■ Stored rows ■
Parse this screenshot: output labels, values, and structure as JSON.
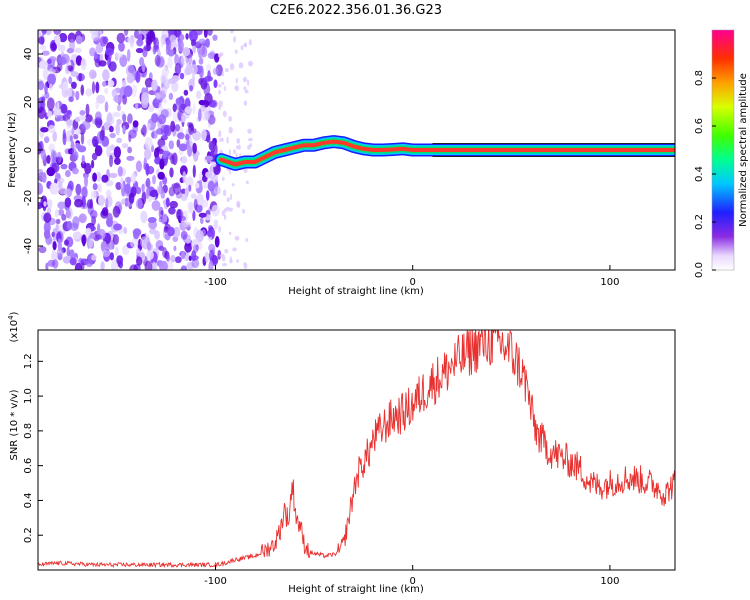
{
  "title": "C2E6.2022.356.01.36.G23",
  "chart_data": [
    {
      "type": "heatmap",
      "xlabel": "Height of straight line (km)",
      "ylabel": "Frequency (Hz)",
      "xlim": [
        -190,
        133
      ],
      "ylim": [
        -50,
        50
      ],
      "xticks": [
        "-100",
        "0",
        "100"
      ],
      "xtick_values": [
        -100,
        0,
        100
      ],
      "yticks": [
        "-40",
        "-20",
        "0",
        "20",
        "40"
      ],
      "ytick_values": [
        -40,
        -20,
        0,
        20,
        40
      ],
      "colorbar": {
        "label": "Normalized spectral amplitude",
        "ticks": [
          "0.0",
          "0.2",
          "0.4",
          "0.6",
          "0.8"
        ],
        "tick_values": [
          0.0,
          0.2,
          0.4,
          0.6,
          0.8
        ],
        "range": [
          0,
          1
        ]
      },
      "noise_band_xmax": -98,
      "sparse_region": [
        -98,
        -82
      ],
      "tone": {
        "x": [
          -97,
          -90,
          -85,
          -80,
          -75,
          -70,
          -65,
          -60,
          -55,
          -50,
          -45,
          -40,
          -35,
          -30,
          -25,
          -20,
          -15,
          -10,
          -5,
          0,
          5,
          10,
          133
        ],
        "y": [
          -4,
          -6,
          -5,
          -5,
          -3,
          -1,
          0,
          1,
          2,
          2,
          3,
          3.5,
          3,
          1.5,
          0.5,
          0,
          0,
          0.2,
          0.5,
          0,
          0,
          0,
          0
        ]
      },
      "grid": false
    },
    {
      "type": "line",
      "xlabel": "Height of straight line (km)",
      "ylabel": "SNR (10 * v/v)",
      "ymultiplier": "(x10",
      "ymultiplier_exp": "4",
      "ymultiplier_close": ")",
      "xlim": [
        -190,
        133
      ],
      "ylim": [
        0,
        1.38
      ],
      "xticks": [
        "-100",
        "0",
        "100"
      ],
      "xtick_values": [
        -100,
        0,
        100
      ],
      "yticks": [
        "0.2",
        "0.4",
        "0.6",
        "0.8",
        "1.0",
        "1.2"
      ],
      "ytick_values": [
        0.2,
        0.4,
        0.6,
        0.8,
        1.0,
        1.2
      ],
      "color": "#e8312f",
      "series": [
        {
          "x": [
            -190,
            -180,
            -160,
            -140,
            -120,
            -100,
            -95,
            -90,
            -85,
            -80,
            -75,
            -70,
            -67,
            -65,
            -63,
            -61,
            -59,
            -57,
            -55,
            -52,
            -48,
            -44,
            -40,
            -38,
            -35,
            -32,
            -30,
            -28,
            -25,
            -22,
            -20,
            -15,
            -10,
            -5,
            0,
            5,
            10,
            15,
            20,
            25,
            30,
            35,
            40,
            45,
            50,
            52,
            55,
            58,
            60,
            62,
            65,
            70,
            75,
            80,
            85,
            90,
            95,
            100,
            105,
            110,
            115,
            120,
            125,
            128,
            130,
            133
          ],
          "y": [
            0.03,
            0.04,
            0.03,
            0.03,
            0.03,
            0.03,
            0.04,
            0.06,
            0.07,
            0.08,
            0.11,
            0.15,
            0.24,
            0.35,
            0.28,
            0.5,
            0.3,
            0.25,
            0.15,
            0.1,
            0.09,
            0.08,
            0.09,
            0.1,
            0.15,
            0.32,
            0.45,
            0.55,
            0.62,
            0.68,
            0.75,
            0.82,
            0.88,
            0.9,
            0.95,
            1.02,
            1.08,
            1.12,
            1.18,
            1.22,
            1.27,
            1.3,
            1.32,
            1.3,
            1.25,
            1.21,
            1.15,
            1.05,
            0.92,
            0.82,
            0.75,
            0.68,
            0.65,
            0.62,
            0.58,
            0.5,
            0.48,
            0.5,
            0.52,
            0.53,
            0.52,
            0.5,
            0.47,
            0.43,
            0.47,
            0.5
          ]
        }
      ],
      "grid": false
    }
  ]
}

■ What you should do ■
Set down the complete material exactly, but do not include the images.

■ Solution for this task ■
Parse this screenshot: output labels, values, and structure as JSON.
{
  "title": "C2E6.2022.356.01.36.G23",
  "chart_data": [
    {
      "type": "heatmap",
      "xlabel": "Height of straight line (km)",
      "ylabel": "Frequency (Hz)",
      "xlim": [
        -190,
        133
      ],
      "ylim": [
        -50,
        50
      ],
      "xticks": [
        "-100",
        "0",
        "100"
      ],
      "xtick_values": [
        -100,
        0,
        100
      ],
      "yticks": [
        "-40",
        "-20",
        "0",
        "20",
        "40"
      ],
      "ytick_values": [
        -40,
        -20,
        0,
        20,
        40
      ],
      "colorbar": {
        "label": "Normalized spectral amplitude",
        "ticks": [
          "0.0",
          "0.2",
          "0.4",
          "0.6",
          "0.8"
        ],
        "tick_values": [
          0.0,
          0.2,
          0.4,
          0.6,
          0.8
        ],
        "range": [
          0,
          1
        ]
      },
      "noise_band_xmax": -98,
      "sparse_region": [
        -98,
        -82
      ],
      "tone": {
        "x": [
          -97,
          -90,
          -85,
          -80,
          -75,
          -70,
          -65,
          -60,
          -55,
          -50,
          -45,
          -40,
          -35,
          -30,
          -25,
          -20,
          -15,
          -10,
          -5,
          0,
          5,
          10,
          133
        ],
        "y": [
          -4,
          -6,
          -5,
          -5,
          -3,
          -1,
          0,
          1,
          2,
          2,
          3,
          3.5,
          3,
          1.5,
          0.5,
          0,
          0,
          0.2,
          0.5,
          0,
          0,
          0,
          0
        ]
      },
      "grid": false
    },
    {
      "type": "line",
      "xlabel": "Height of straight line (km)",
      "ylabel": "SNR (10 * v/v)",
      "ymultiplier": "(x10",
      "ymultiplier_exp": "4",
      "ymultiplier_close": ")",
      "xlim": [
        -190,
        133
      ],
      "ylim": [
        0,
        1.38
      ],
      "xticks": [
        "-100",
        "0",
        "100"
      ],
      "xtick_values": [
        -100,
        0,
        100
      ],
      "yticks": [
        "0.2",
        "0.4",
        "0.6",
        "0.8",
        "1.0",
        "1.2"
      ],
      "ytick_values": [
        0.2,
        0.4,
        0.6,
        0.8,
        1.0,
        1.2
      ],
      "color": "#e8312f",
      "series": [
        {
          "x": [
            -190,
            -180,
            -160,
            -140,
            -120,
            -100,
            -95,
            -90,
            -85,
            -80,
            -75,
            -70,
            -67,
            -65,
            -63,
            -61,
            -59,
            -57,
            -55,
            -52,
            -48,
            -44,
            -40,
            -38,
            -35,
            -32,
            -30,
            -28,
            -25,
            -22,
            -20,
            -15,
            -10,
            -5,
            0,
            5,
            10,
            15,
            20,
            25,
            30,
            35,
            40,
            45,
            50,
            52,
            55,
            58,
            60,
            62,
            65,
            70,
            75,
            80,
            85,
            90,
            95,
            100,
            105,
            110,
            115,
            120,
            125,
            128,
            130,
            133
          ],
          "y": [
            0.03,
            0.04,
            0.03,
            0.03,
            0.03,
            0.03,
            0.04,
            0.06,
            0.07,
            0.08,
            0.11,
            0.15,
            0.24,
            0.35,
            0.28,
            0.5,
            0.3,
            0.25,
            0.15,
            0.1,
            0.09,
            0.08,
            0.09,
            0.1,
            0.15,
            0.32,
            0.45,
            0.55,
            0.62,
            0.68,
            0.75,
            0.82,
            0.88,
            0.9,
            0.95,
            1.02,
            1.08,
            1.12,
            1.18,
            1.22,
            1.27,
            1.3,
            1.32,
            1.3,
            1.25,
            1.21,
            1.15,
            1.05,
            0.92,
            0.82,
            0.75,
            0.68,
            0.65,
            0.62,
            0.58,
            0.5,
            0.48,
            0.5,
            0.52,
            0.53,
            0.52,
            0.5,
            0.47,
            0.43,
            0.47,
            0.5
          ]
        }
      ],
      "grid": false
    }
  ]
}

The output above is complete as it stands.